▸ Task prompt: Collect all lines below with the string "Velocidad".

* start Recorded data *

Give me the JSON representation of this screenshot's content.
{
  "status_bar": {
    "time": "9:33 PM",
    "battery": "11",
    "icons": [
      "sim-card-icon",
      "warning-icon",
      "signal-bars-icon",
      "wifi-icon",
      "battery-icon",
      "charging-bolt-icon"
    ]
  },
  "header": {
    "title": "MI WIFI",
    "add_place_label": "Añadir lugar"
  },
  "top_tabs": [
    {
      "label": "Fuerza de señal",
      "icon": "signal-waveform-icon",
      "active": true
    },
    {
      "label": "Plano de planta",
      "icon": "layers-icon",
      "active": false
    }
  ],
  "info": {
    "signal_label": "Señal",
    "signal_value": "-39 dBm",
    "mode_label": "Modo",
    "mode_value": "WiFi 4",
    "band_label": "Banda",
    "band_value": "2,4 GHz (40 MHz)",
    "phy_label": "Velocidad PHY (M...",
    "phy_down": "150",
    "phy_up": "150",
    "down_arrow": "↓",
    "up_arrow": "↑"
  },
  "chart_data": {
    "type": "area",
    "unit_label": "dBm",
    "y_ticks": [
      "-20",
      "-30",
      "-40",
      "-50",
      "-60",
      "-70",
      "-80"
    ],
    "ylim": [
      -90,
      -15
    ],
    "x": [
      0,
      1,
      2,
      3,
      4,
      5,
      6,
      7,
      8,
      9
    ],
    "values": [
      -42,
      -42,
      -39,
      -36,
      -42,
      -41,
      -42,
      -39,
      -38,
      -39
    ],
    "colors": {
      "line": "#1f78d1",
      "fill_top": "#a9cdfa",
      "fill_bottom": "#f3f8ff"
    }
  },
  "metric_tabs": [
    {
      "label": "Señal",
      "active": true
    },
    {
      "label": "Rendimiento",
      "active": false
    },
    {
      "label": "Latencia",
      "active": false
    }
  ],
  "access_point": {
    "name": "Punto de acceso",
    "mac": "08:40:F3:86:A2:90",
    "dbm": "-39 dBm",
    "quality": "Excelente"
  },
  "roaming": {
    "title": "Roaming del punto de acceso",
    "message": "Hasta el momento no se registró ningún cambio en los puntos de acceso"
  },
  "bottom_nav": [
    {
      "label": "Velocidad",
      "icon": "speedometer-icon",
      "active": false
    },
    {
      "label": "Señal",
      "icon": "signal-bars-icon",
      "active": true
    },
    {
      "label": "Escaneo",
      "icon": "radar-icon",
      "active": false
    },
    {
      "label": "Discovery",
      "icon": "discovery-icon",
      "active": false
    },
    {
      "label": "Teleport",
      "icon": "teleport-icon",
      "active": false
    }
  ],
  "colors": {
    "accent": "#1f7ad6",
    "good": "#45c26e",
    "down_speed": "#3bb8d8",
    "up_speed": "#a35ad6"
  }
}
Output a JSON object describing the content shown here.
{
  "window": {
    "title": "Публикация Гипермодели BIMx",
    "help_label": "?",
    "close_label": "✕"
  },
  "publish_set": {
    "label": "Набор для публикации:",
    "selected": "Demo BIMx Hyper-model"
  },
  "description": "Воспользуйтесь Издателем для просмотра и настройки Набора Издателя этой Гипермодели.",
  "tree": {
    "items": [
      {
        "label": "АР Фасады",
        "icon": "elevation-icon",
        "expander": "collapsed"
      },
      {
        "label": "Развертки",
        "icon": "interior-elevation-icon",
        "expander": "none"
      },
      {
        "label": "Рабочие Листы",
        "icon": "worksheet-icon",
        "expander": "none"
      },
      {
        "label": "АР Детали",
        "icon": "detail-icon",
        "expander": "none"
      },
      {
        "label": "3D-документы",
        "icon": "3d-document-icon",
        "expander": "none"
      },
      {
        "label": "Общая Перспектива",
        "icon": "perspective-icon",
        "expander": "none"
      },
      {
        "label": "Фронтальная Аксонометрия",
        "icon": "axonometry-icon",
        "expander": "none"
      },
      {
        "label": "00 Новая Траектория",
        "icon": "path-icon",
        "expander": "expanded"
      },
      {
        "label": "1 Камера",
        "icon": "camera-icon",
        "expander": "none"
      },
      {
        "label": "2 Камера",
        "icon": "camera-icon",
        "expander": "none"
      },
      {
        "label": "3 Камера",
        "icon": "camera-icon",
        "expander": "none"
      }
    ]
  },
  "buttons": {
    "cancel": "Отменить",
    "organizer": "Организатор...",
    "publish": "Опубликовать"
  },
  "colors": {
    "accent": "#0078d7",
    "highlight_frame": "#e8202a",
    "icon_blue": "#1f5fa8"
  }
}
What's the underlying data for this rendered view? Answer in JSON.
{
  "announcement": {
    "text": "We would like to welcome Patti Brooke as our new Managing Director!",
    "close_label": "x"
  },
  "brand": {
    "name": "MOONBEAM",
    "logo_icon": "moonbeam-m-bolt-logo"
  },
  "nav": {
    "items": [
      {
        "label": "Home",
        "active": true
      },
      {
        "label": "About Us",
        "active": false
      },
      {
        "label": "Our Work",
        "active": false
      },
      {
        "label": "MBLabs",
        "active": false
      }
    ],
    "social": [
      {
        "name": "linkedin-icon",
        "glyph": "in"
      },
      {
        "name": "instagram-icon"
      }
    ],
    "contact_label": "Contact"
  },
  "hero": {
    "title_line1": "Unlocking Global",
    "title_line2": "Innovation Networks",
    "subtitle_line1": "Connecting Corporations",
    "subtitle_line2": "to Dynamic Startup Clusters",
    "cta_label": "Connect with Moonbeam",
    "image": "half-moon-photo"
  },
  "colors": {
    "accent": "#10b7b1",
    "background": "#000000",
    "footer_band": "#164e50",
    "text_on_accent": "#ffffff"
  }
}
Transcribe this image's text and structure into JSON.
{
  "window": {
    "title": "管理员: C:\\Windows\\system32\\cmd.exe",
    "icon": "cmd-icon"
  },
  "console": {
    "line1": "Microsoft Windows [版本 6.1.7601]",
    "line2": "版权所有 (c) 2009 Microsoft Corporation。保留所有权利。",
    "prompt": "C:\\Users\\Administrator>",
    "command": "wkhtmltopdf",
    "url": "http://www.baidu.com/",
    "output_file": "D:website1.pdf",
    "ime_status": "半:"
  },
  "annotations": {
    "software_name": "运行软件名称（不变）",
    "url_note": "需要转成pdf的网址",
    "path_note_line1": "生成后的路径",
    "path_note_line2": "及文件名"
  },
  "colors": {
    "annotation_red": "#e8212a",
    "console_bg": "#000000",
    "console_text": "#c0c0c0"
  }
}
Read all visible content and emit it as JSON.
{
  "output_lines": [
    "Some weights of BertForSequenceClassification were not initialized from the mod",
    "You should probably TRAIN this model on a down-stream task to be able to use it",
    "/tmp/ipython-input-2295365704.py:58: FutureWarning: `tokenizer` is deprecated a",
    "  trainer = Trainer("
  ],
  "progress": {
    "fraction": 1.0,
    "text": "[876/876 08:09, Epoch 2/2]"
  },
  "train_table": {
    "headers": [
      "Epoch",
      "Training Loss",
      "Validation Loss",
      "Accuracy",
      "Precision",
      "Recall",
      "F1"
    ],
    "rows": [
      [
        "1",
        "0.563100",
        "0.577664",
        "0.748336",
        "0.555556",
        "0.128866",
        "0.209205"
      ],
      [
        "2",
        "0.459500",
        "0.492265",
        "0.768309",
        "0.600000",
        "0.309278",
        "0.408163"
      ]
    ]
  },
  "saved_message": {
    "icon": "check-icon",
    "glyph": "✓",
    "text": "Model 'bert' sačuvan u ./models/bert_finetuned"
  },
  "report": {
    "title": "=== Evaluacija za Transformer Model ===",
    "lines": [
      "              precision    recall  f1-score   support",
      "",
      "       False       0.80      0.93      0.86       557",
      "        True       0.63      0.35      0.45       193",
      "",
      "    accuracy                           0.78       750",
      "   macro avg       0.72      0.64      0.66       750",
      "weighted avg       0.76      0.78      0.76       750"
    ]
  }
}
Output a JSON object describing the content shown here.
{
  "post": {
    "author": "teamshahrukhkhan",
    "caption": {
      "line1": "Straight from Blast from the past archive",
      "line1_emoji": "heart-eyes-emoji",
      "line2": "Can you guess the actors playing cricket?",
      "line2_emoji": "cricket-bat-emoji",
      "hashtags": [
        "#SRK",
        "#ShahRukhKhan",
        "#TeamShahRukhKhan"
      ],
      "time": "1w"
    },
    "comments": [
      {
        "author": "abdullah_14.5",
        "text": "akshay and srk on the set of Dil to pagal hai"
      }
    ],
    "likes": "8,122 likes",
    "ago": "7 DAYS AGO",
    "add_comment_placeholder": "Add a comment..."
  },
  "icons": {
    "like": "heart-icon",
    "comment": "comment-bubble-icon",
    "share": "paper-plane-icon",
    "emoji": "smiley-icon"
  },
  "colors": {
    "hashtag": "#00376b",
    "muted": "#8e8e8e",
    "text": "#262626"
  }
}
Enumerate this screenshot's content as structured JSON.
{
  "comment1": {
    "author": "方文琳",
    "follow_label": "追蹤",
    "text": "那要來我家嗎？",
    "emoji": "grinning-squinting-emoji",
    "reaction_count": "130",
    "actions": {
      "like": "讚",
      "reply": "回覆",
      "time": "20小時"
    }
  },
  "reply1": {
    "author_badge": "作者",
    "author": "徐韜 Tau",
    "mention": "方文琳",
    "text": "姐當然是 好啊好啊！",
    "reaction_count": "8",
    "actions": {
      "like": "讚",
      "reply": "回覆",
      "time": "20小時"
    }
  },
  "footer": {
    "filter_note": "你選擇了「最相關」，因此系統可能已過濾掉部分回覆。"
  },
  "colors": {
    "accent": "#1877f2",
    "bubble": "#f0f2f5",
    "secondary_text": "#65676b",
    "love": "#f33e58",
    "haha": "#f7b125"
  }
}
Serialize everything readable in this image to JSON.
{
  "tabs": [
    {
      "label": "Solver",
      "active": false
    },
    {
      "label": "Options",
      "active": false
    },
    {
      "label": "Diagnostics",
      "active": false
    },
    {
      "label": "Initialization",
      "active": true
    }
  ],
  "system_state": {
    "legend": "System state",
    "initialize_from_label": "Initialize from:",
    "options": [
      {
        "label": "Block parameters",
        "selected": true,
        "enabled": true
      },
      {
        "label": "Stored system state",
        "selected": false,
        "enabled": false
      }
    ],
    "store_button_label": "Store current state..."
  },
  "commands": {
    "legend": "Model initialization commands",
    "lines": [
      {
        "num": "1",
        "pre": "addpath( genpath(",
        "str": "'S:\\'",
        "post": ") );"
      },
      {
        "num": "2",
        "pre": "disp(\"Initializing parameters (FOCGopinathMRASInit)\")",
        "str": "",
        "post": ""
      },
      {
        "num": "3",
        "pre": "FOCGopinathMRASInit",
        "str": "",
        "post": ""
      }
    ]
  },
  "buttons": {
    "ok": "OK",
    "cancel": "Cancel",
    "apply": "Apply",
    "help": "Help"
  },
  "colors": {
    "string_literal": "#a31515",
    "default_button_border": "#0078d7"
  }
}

* end Recorded data *

▸ Written answer:
    "phy_label": "Velocidad PHY (M...",
      "label": "Velocidad",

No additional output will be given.